Task to carry out >>
Quote the records that follow in full and exactly; leave out the pictures.

Data for review >>

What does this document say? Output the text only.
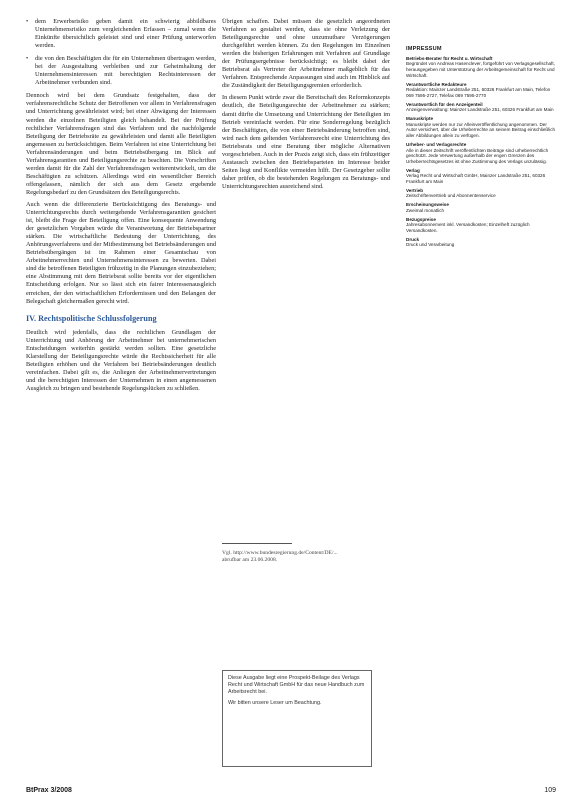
• dem Erwerbsrisiko geben damit ein schwierig abbildbares Unternehmensrisiko zum vergleichenden Erfassen – zumal wenn die Einkünfte übersichtlich geleistet sind und einer Prüfung unterworfen werden.
• die von den Beschäftigten die für ein Unternehmen übertragen werden, bei der Ausgestaltung verbleiben und zur Geheimhaltung der Unternehmensinteressen mit berechtigten Rechtsinteressen der Arbeitnehmer verbunden sind.

Dennoch wird bei dem Grundsatz festgehalten, dass der verfahrensrechtliche Schutz der Betroffenen vor allem in Verfahrensfragen und Unterrichtung gewährleistet wird; bei einer Abwägung der Interessen werden die einzelnen Beteiligten gleich behandelt. Bei der Prüfung rechtlicher Verfahrensfragen sind das Verfahren und die nachfolgende Beteiligung der Betriebsräte zu gewährleisten und damit alle Beteiligten angemessen zu berücksichtigen. Beim Verfahren ist eine Unterrichtung bei Verfahrensänderungen und beim Betriebsübergang im Blick auf Verfahrensgarantien und Beteiligungsrechte zu beachten. Die Vorschriften werden damit für die Zahl der Verfahrensfragen weiterentwickelt, um die Beschäftigten zu schützen. Allerdings wird ein wesentlicher Bereich offengelassen, nämlich der sich aus dem Gesetz ergebende Regelungsbedarf zu den Grundsätzen des Beteiligungsrechts.

Auch wenn die differenzierte Berücksichtigung des Beratungs- und Unterrichtungsrechts durch weitergehende Verfahrensgarantien gesichert ist, bleibt die Frage der Beteiligung offen. Eine konsequente Anwendung der gesetzlichen Vorgaben würde die Verantwortung der Betriebspartner stärken. Die wirtschaftliche Bedeutung der Unterrichtung, des Anhörungsverfahrens und der Mitbestimmung bei Betriebsänderungen und Betriebsübergängen ist im Rahmen einer Gesamtschau von Arbeitnehmerrechten und Unternehmensinteressen zu bewerten. Dabei sind die betroffenen Beteiligten frühzeitig in die Planungen einzubeziehen; eine Abstimmung mit dem Betriebsrat sollte bereits vor der eigentlichen Entscheidung erfolgen. Nur so lässt sich ein fairer Interessenausgleich erreichen, der den wirtschaftlichen Erfordernissen und den Belangen der Belegschaft gleichermaßen gerecht wird.

IV. Rechtspolitische Schlussfolgerung

Deutlich wird jedenfalls, dass die rechtlichen Grundlagen der Unterrichtung und Anhörung der Arbeitnehmer bei unternehmerischen Entscheidungen weiterhin gestärkt werden sollten. Eine gesetzliche Klarstellung der Beteiligungsrechte würde die Rechtssicherheit für alle Beteiligten erhöhen und die Verfahren bei Betriebsänderungen deutlich vereinfachen. Dabei gilt es, die Anliegen der Arbeitnehmervertretungen und die berechtigten Interessen der Unternehmen in einen angemessenen Ausgleich zu bringen und bestehende Regelungslücken zu schließen.

Übrigen schaffen. Dabei müssen die gesetzlich angeordneten Verfahren so gestaltet werden, dass sie ohne Verletzung der Beteiligungsrechte und ohne unzumutbare Verzögerungen durchgeführt werden können. Zu den Regelungen im Einzelnen werden die bisherigen Erfahrungen mit Verfahren auf Grundlage der Prüfungsergebnisse berücksichtigt; es bleibt dabei der Betriebsrat als Vertreter der Arbeitnehmer maßgeblich für das Verfahren. Entsprechende Anpassungen sind auch im Hinblick auf die Zuständigkeit der Beteiligungsgremien erforderlich.

In diesem Punkt würde zwar die Bereitschaft des Reformkonzepts deutlich, die Beteiligungsrechte der Arbeitnehmer zu stärken; damit dürfte die Umsetzung und Unterrichtung der Beteiligten im Betrieb vereinfacht werden. Für eine Sonderregelung bezüglich der Beschäftigten, die von einer Betriebsänderung betroffen sind, wird nach dem geltenden Verfahrensrecht eine Unterrichtung des Betriebsrats und eine Beratung über mögliche Alternativen vorgeschrieben. Auch in der Praxis zeigt sich, dass ein frühzeitiger Austausch zwischen den Betriebsparteien im Interesse beider Seiten liegt und Konflikte vermeiden hilft. Der Gesetzgeber sollte daher prüfen, ob die bestehenden Regelungen zu Beratungs- und Unterrichtungsrechten ausreichend sind.

Vgl. http://www.bundesregierung.de/Content/DE/...
abrufbar am 23.06.2008.

Diese Ausgabe liegt eine Prospekt-Beilage des Verlags Recht und Wirtschaft GmbH für das neue Handbuch zum Arbeitsrecht bei.

Wir bitten unsere Leser um Beachtung.

IMPRESSUM
Betriebs-Berater für Recht u. Wirtschaft
Begründet von Andreas Hasenclever, fortgeführt von Verlagsgesellschaft, herausgegeben mit Unterstützung der Arbeitsgemeinschaft für Recht und Wirtschaft.
Verantwortliche Redakteure
Redaktion: Mainzer Landstraße 251, 60326 Frankfurt am Main, Telefon 069 7595-2727, Telefax 069 7595-2770
Verantwortlich für den Anzeigenteil
Anzeigenverwaltung: Mainzer Landstraße 251, 60326 Frankfurt am Main
Manuskripte
Manuskripte werden nur zur Alleinveröffentlichung angenommen. Der Autor versichert, über die Urheberrechte an seinem Beitrag einschließlich aller Abbildungen allein zu verfügen.
Urheber- und Verlagsrechte
Alle in dieser Zeitschrift veröffentlichten Beiträge sind urheberrechtlich geschützt. Jede Verwertung außerhalb der engen Grenzen des Urheberrechtsgesetzes ist ohne Zustimmung des Verlags unzulässig.
Verlag
Verlag Recht und Wirtschaft GmbH, Mainzer Landstraße 251, 60326 Frankfurt am Main
Vertrieb
Zeitschriftenvertrieb und Abonnentenservice
Erscheinungsweise
Zweimal monatlich
Bezugspreise
Jahresabonnement inkl. Versandkosten; Einzelheft zuzüglich Versandkosten.
Druck
Druck und Verarbeitung
BtPrax 3/2008	109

Solution to this task >>
What does this document say? Output the text only.
• dem Erwerbsrisiko geben damit ein schwierig abbildbares Unternehmensrisiko zum vergleichenden Erfassen – zumal wenn die Einkünfte übersichtlich geleistet sind und einer Prüfung unterworfen werden.
• die von den Beschäftigten die für ein Unternehmen übertragen werden, bei der Ausgestaltung verbleiben und zur Geheimhaltung der Unternehmensinteressen mit berechtigten Rechtsinteressen der Arbeitnehmer verbunden sind.

Dennoch wird bei dem Grundsatz festgehalten, dass der verfahrensrechtliche Schutz der Betroffenen vor allem in Verfahrensfragen und Unterrichtung gewährleistet wird; bei einer Abwägung der Interessen werden die einzelnen Beteiligten gleich behandelt. Bei der Prüfung rechtlicher Verfahrensfragen sind das Verfahren und die nachfolgende Beteiligung der Betriebsräte zu gewährleisten und damit alle Beteiligten angemessen zu berücksichtigen. Beim Verfahren ist eine Unterrichtung bei Verfahrensänderungen und beim Betriebsübergang im Blick auf Verfahrensgarantien und Beteiligungsrechte zu beachten. Die Vorschriften werden damit für die Zahl der Verfahrensfragen weiterentwickelt, um die Beschäftigten zu schützen. Allerdings wird ein wesentlicher Bereich offengelassen, nämlich der sich aus dem Gesetz ergebende Regelungsbedarf zu den Grundsätzen des Beteiligungsrechts.

Auch wenn die differenzierte Berücksichtigung des Beratungs- und Unterrichtungsrechts durch weitergehende Verfahrensgarantien gesichert ist, bleibt die Frage der Beteiligung offen. Eine konsequente Anwendung der gesetzlichen Vorgaben würde die Verantwortung der Betriebspartner stärken. Die wirtschaftliche Bedeutung der Unterrichtung, des Anhörungsverfahrens und der Mitbestimmung bei Betriebsänderungen und Betriebsübergängen ist im Rahmen einer Gesamtschau von Arbeitnehmerrechten und Unternehmensinteressen zu bewerten. Dabei sind die betroffenen Beteiligten frühzeitig in die Planungen einzubeziehen; eine Abstimmung mit dem Betriebsrat sollte bereits vor der eigentlichen Entscheidung erfolgen. Nur so lässt sich ein fairer Interessenausgleich erreichen, der den wirtschaftlichen Erfordernissen und den Belangen der Belegschaft gleichermaßen gerecht wird.

IV. Rechtspolitische Schlussfolgerung

Deutlich wird jedenfalls, dass die rechtlichen Grundlagen der Unterrichtung und Anhörung der Arbeitnehmer bei unternehmerischen Entscheidungen weiterhin gestärkt werden sollten. Eine gesetzliche Klarstellung der Beteiligungsrechte würde die Rechtssicherheit für alle Beteiligten erhöhen und die Verfahren bei Betriebsänderungen deutlich vereinfachen. Dabei gilt es, die Anliegen der Arbeitnehmervertretungen und die berechtigten Interessen der Unternehmen in einen angemessenen Ausgleich zu bringen und bestehende Regelungslücken zu schließen.

Übrigen schaffen. Dabei müssen die gesetzlich angeordneten Verfahren so gestaltet werden, dass sie ohne Verletzung der Beteiligungsrechte und ohne unzumutbare Verzögerungen durchgeführt werden können. Zu den Regelungen im Einzelnen werden die bisherigen Erfahrungen mit Verfahren auf Grundlage der Prüfungsergebnisse berücksichtigt; es bleibt dabei der Betriebsrat als Vertreter der Arbeitnehmer maßgeblich für das Verfahren. Entsprechende Anpassungen sind auch im Hinblick auf die Zuständigkeit der Beteiligungsgremien erforderlich.

In diesem Punkt würde zwar die Bereitschaft des Reformkonzepts deutlich, die Beteiligungsrechte der Arbeitnehmer zu stärken; damit dürfte die Umsetzung und Unterrichtung der Beteiligten im Betrieb vereinfacht werden. Für eine Sonderregelung bezüglich der Beschäftigten, die von einer Betriebsänderung betroffen sind, wird nach dem geltenden Verfahrensrecht eine Unterrichtung des Betriebsrats und eine Beratung über mögliche Alternativen vorgeschrieben. Auch in der Praxis zeigt sich, dass ein frühzeitiger Austausch zwischen den Betriebsparteien im Interesse beider Seiten liegt und Konflikte vermeiden hilft. Der Gesetzgeber sollte daher prüfen, ob die bestehenden Regelungen zu Beratungs- und Unterrichtungsrechten ausreichend sind.

Vgl. http://www.bundesregierung.de/Content/DE/...
abrufbar am 23.06.2008.

Diese Ausgabe liegt eine Prospekt-Beilage des Verlags Recht und Wirtschaft GmbH für das neue Handbuch zum Arbeitsrecht bei.

Wir bitten unsere Leser um Beachtung.

IMPRESSUM
Betriebs-Berater für Recht u. Wirtschaft
Begründet von Andreas Hasenclever, fortgeführt von Verlagsgesellschaft, herausgegeben mit Unterstützung der Arbeitsgemeinschaft für Recht und Wirtschaft.
Verantwortliche Redakteure
Redaktion: Mainzer Landstraße 251, 60326 Frankfurt am Main, Telefon 069 7595-2727, Telefax 069 7595-2770
Verantwortlich für den Anzeigenteil
Anzeigenverwaltung: Mainzer Landstraße 251, 60326 Frankfurt am Main
Manuskripte
Manuskripte werden nur zur Alleinveröffentlichung angenommen. Der Autor versichert, über die Urheberrechte an seinem Beitrag einschließlich aller Abbildungen allein zu verfügen.
Urheber- und Verlagsrechte
Alle in dieser Zeitschrift veröffentlichten Beiträge sind urheberrechtlich geschützt. Jede Verwertung außerhalb der engen Grenzen des Urheberrechtsgesetzes ist ohne Zustimmung des Verlags unzulässig.
Verlag
Verlag Recht und Wirtschaft GmbH, Mainzer Landstraße 251, 60326 Frankfurt am Main
Vertrieb
Zeitschriftenvertrieb und Abonnentenservice
Erscheinungsweise
Zweimal monatlich
Bezugspreise
Jahresabonnement inkl. Versandkosten; Einzelheft zuzüglich Versandkosten.
Druck
Druck und Verarbeitung
BtPrax 3/2008	109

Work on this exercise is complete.